# EXERCISE DIRECTIONS
Print all of the data exactly as written.

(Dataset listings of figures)
---+---
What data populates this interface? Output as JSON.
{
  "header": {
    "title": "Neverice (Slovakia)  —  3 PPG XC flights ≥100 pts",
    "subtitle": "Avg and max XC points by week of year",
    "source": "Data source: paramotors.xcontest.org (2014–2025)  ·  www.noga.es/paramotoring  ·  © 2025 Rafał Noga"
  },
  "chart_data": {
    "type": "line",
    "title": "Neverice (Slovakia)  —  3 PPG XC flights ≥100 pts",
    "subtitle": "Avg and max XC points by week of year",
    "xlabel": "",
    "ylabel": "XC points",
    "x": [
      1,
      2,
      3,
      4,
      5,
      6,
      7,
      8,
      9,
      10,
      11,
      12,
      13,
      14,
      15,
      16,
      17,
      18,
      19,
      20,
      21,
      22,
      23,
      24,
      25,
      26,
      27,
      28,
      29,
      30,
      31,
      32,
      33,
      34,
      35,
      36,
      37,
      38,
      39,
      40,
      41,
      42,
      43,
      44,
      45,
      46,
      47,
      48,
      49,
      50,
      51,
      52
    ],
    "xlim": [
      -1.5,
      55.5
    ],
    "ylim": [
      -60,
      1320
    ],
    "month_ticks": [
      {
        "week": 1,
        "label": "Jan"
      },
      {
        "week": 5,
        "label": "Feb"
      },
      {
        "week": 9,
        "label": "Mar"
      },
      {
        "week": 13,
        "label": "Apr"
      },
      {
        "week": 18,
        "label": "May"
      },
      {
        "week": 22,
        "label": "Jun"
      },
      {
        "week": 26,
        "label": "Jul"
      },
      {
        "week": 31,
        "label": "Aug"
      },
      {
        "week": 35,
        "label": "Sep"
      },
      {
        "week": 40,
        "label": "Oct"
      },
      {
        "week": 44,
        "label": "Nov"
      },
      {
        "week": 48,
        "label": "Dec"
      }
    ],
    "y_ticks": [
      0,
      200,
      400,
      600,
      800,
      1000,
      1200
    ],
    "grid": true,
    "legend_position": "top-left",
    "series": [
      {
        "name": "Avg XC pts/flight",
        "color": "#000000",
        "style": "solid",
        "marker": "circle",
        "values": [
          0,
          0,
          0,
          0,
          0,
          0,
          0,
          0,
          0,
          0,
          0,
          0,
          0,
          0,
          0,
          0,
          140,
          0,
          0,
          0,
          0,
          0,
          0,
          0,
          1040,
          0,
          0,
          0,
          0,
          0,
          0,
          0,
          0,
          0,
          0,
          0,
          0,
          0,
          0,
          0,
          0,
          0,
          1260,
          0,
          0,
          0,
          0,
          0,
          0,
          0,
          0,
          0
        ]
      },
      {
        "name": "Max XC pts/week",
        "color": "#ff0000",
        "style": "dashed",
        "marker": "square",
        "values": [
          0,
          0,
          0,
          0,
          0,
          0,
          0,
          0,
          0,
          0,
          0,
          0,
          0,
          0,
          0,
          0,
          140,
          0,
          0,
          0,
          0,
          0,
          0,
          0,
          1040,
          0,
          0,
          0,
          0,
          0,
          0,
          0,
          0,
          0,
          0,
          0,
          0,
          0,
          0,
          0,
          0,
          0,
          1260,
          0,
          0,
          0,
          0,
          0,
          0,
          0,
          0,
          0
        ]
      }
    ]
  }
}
---+---
# TASK RESPONSE
What data populates this interface? Output as JSON.
{
  "header": {
    "title": "Neverice (Slovakia)  —  3 PPG XC flights ≥100 pts",
    "subtitle": "Avg and max XC points by week of year",
    "source": "Data source: paramotors.xcontest.org (2014–2025)  ·  www.noga.es/paramotoring  ·  © 2025 Rafał Noga"
  },
  "chart_data": {
    "type": "line",
    "title": "Neverice (Slovakia)  —  3 PPG XC flights ≥100 pts",
    "subtitle": "Avg and max XC points by week of year",
    "xlabel": "",
    "ylabel": "XC points",
    "x": [
      1,
      2,
      3,
      4,
      5,
      6,
      7,
      8,
      9,
      10,
      11,
      12,
      13,
      14,
      15,
      16,
      17,
      18,
      19,
      20,
      21,
      22,
      23,
      24,
      25,
      26,
      27,
      28,
      29,
      30,
      31,
      32,
      33,
      34,
      35,
      36,
      37,
      38,
      39,
      40,
      41,
      42,
      43,
      44,
      45,
      46,
      47,
      48,
      49,
      50,
      51,
      52
    ],
    "xlim": [
      -1.5,
      55.5
    ],
    "ylim": [
      -60,
      1320
    ],
    "month_ticks": [
      {
        "week": 1,
        "label": "Jan"
      },
      {
        "week": 5,
        "label": "Feb"
      },
      {
        "week": 9,
        "label": "Mar"
      },
      {
        "week": 13,
        "label": "Apr"
      },
      {
        "week": 18,
        "label": "May"
      },
      {
        "week": 22,
        "label": "Jun"
      },
      {
        "week": 26,
        "label": "Jul"
      },
      {
        "week": 31,
        "label": "Aug"
      },
      {
        "week": 35,
        "label": "Sep"
      },
      {
        "week": 40,
        "label": "Oct"
      },
      {
        "week": 44,
        "label": "Nov"
      },
      {
        "week": 48,
        "label": "Dec"
      }
    ],
    "y_ticks": [
      0,
      200,
      400,
      600,
      800,
      1000,
      1200
    ],
    "grid": true,
    "legend_position": "top-left",
    "series": [
      {
        "name": "Avg XC pts/flight",
        "color": "#000000",
        "style": "solid",
        "marker": "circle",
        "values": [
          0,
          0,
          0,
          0,
          0,
          0,
          0,
          0,
          0,
          0,
          0,
          0,
          0,
          0,
          0,
          0,
          140,
          0,
          0,
          0,
          0,
          0,
          0,
          0,
          1040,
          0,
          0,
          0,
          0,
          0,
          0,
          0,
          0,
          0,
          0,
          0,
          0,
          0,
          0,
          0,
          0,
          0,
          1260,
          0,
          0,
          0,
          0,
          0,
          0,
          0,
          0,
          0
        ]
      },
      {
        "name": "Max XC pts/week",
        "color": "#ff0000",
        "style": "dashed",
        "marker": "square",
        "values": [
          0,
          0,
          0,
          0,
          0,
          0,
          0,
          0,
          0,
          0,
          0,
          0,
          0,
          0,
          0,
          0,
          140,
          0,
          0,
          0,
          0,
          0,
          0,
          0,
          1040,
          0,
          0,
          0,
          0,
          0,
          0,
          0,
          0,
          0,
          0,
          0,
          0,
          0,
          0,
          0,
          0,
          0,
          1260,
          0,
          0,
          0,
          0,
          0,
          0,
          0,
          0,
          0
        ]
      }
    ]
  }
}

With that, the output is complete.